- **Problem description**:
Return all of the lines below exactly as they are.

(Dataset records)
— start —
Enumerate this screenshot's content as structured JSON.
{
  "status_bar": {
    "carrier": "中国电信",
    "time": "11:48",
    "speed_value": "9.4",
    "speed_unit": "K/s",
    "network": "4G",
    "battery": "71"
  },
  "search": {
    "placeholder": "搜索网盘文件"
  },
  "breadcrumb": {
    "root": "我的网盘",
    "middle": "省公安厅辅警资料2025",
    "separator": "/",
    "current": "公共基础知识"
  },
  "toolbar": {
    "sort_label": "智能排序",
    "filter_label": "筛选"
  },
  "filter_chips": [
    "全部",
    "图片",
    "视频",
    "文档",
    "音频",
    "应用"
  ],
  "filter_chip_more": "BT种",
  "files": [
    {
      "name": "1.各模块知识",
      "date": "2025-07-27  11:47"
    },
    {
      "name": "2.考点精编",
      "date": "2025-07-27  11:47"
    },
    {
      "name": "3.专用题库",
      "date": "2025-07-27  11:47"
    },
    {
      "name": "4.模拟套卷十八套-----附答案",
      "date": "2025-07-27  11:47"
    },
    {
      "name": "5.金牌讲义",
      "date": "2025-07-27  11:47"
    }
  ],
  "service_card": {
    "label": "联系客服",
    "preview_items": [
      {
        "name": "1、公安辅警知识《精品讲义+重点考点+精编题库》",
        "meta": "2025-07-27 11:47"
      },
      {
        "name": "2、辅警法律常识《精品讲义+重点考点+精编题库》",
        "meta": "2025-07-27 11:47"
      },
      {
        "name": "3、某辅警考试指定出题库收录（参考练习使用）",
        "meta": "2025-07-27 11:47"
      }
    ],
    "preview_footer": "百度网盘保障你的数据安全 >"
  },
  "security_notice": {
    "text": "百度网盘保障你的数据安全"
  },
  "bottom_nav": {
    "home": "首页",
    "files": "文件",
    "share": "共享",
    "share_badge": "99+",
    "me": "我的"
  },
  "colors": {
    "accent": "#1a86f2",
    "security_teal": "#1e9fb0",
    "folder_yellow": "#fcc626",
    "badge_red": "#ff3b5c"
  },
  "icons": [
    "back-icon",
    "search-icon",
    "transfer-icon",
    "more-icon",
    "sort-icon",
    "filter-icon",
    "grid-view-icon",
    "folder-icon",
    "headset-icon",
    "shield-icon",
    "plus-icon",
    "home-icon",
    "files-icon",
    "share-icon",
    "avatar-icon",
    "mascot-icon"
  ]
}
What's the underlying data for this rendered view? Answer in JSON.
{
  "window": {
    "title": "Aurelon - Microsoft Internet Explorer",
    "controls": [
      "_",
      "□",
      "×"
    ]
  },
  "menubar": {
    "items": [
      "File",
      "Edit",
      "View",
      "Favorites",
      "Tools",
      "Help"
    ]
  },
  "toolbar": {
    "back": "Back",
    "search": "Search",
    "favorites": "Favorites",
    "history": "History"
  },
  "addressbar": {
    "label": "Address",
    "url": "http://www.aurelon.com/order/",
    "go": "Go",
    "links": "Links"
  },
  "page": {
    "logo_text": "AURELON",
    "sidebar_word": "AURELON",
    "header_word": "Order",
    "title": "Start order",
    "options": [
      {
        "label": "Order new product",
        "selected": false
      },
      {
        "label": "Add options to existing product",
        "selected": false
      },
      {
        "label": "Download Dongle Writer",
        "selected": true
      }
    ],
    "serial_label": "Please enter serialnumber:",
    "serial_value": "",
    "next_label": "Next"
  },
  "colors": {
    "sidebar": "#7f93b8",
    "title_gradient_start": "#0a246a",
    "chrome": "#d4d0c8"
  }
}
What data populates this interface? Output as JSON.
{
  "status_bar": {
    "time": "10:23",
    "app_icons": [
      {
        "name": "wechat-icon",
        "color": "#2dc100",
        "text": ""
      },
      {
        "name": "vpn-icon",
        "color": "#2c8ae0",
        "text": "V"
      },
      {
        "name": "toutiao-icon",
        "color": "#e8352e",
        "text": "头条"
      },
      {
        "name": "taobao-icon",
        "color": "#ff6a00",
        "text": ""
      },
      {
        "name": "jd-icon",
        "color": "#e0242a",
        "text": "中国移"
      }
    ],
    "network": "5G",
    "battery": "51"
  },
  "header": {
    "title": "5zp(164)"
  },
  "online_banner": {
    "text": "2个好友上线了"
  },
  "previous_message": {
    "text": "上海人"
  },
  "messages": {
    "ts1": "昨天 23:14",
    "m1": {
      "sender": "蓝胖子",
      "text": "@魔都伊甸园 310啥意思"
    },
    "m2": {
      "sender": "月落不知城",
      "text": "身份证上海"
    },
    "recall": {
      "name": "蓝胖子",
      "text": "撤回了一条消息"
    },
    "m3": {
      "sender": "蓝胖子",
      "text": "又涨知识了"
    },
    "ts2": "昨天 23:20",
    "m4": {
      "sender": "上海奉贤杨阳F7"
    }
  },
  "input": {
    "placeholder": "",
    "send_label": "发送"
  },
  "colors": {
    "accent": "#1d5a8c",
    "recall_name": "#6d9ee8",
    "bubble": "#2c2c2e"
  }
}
— end —
- **Output below**:
Enumerate this screenshot's content as structured JSON.
{
  "status_bar": {
    "carrier": "中国电信",
    "time": "11:48",
    "speed_value": "9.4",
    "speed_unit": "K/s",
    "network": "4G",
    "battery": "71"
  },
  "search": {
    "placeholder": "搜索网盘文件"
  },
  "breadcrumb": {
    "root": "我的网盘",
    "middle": "省公安厅辅警资料2025",
    "separator": "/",
    "current": "公共基础知识"
  },
  "toolbar": {
    "sort_label": "智能排序",
    "filter_label": "筛选"
  },
  "filter_chips": [
    "全部",
    "图片",
    "视频",
    "文档",
    "音频",
    "应用"
  ],
  "filter_chip_more": "BT种",
  "files": [
    {
      "name": "1.各模块知识",
      "date": "2025-07-27  11:47"
    },
    {
      "name": "2.考点精编",
      "date": "2025-07-27  11:47"
    },
    {
      "name": "3.专用题库",
      "date": "2025-07-27  11:47"
    },
    {
      "name": "4.模拟套卷十八套-----附答案",
      "date": "2025-07-27  11:47"
    },
    {
      "name": "5.金牌讲义",
      "date": "2025-07-27  11:47"
    }
  ],
  "service_card": {
    "label": "联系客服",
    "preview_items": [
      {
        "name": "1、公安辅警知识《精品讲义+重点考点+精编题库》",
        "meta": "2025-07-27 11:47"
      },
      {
        "name": "2、辅警法律常识《精品讲义+重点考点+精编题库》",
        "meta": "2025-07-27 11:47"
      },
      {
        "name": "3、某辅警考试指定出题库收录（参考练习使用）",
        "meta": "2025-07-27 11:47"
      }
    ],
    "preview_footer": "百度网盘保障你的数据安全 >"
  },
  "security_notice": {
    "text": "百度网盘保障你的数据安全"
  },
  "bottom_nav": {
    "home": "首页",
    "files": "文件",
    "share": "共享",
    "share_badge": "99+",
    "me": "我的"
  },
  "colors": {
    "accent": "#1a86f2",
    "security_teal": "#1e9fb0",
    "folder_yellow": "#fcc626",
    "badge_red": "#ff3b5c"
  },
  "icons": [
    "back-icon",
    "search-icon",
    "transfer-icon",
    "more-icon",
    "sort-icon",
    "filter-icon",
    "grid-view-icon",
    "folder-icon",
    "headset-icon",
    "shield-icon",
    "plus-icon",
    "home-icon",
    "files-icon",
    "share-icon",
    "avatar-icon",
    "mascot-icon"
  ]
}
What's the underlying data for this rendered view? Answer in JSON.
{
  "window": {
    "title": "Aurelon - Microsoft Internet Explorer",
    "controls": [
      "_",
      "□",
      "×"
    ]
  },
  "menubar": {
    "items": [
      "File",
      "Edit",
      "View",
      "Favorites",
      "Tools",
      "Help"
    ]
  },
  "toolbar": {
    "back": "Back",
    "search": "Search",
    "favorites": "Favorites",
    "history": "History"
  },
  "addressbar": {
    "label": "Address",
    "url": "http://www.aurelon.com/order/",
    "go": "Go",
    "links": "Links"
  },
  "page": {
    "logo_text": "AURELON",
    "sidebar_word": "AURELON",
    "header_word": "Order",
    "title": "Start order",
    "options": [
      {
        "label": "Order new product",
        "selected": false
      },
      {
        "label": "Add options to existing product",
        "selected": false
      },
      {
        "label": "Download Dongle Writer",
        "selected": true
      }
    ],
    "serial_label": "Please enter serialnumber:",
    "serial_value": "",
    "next_label": "Next"
  },
  "colors": {
    "sidebar": "#7f93b8",
    "title_gradient_start": "#0a246a",
    "chrome": "#d4d0c8"
  }
}
What data populates this interface? Output as JSON.
{
  "status_bar": {
    "time": "10:23",
    "app_icons": [
      {
        "name": "wechat-icon",
        "color": "#2dc100",
        "text": ""
      },
      {
        "name": "vpn-icon",
        "color": "#2c8ae0",
        "text": "V"
      },
      {
        "name": "toutiao-icon",
        "color": "#e8352e",
        "text": "头条"
      },
      {
        "name": "taobao-icon",
        "color": "#ff6a00",
        "text": ""
      },
      {
        "name": "jd-icon",
        "color": "#e0242a",
        "text": "中国移"
      }
    ],
    "network": "5G",
    "battery": "51"
  },
  "header": {
    "title": "5zp(164)"
  },
  "online_banner": {
    "text": "2个好友上线了"
  },
  "previous_message": {
    "text": "上海人"
  },
  "messages": {
    "ts1": "昨天 23:14",
    "m1": {
      "sender": "蓝胖子",
      "text": "@魔都伊甸园 310啥意思"
    },
    "m2": {
      "sender": "月落不知城",
      "text": "身份证上海"
    },
    "recall": {
      "name": "蓝胖子",
      "text": "撤回了一条消息"
    },
    "m3": {
      "sender": "蓝胖子",
      "text": "又涨知识了"
    },
    "ts2": "昨天 23:20",
    "m4": {
      "sender": "上海奉贤杨阳F7"
    }
  },
  "input": {
    "placeholder": "",
    "send_label": "发送"
  },
  "colors": {
    "accent": "#1d5a8c",
    "recall_name": "#6d9ee8",
    "bubble": "#2c2c2e"
  }
}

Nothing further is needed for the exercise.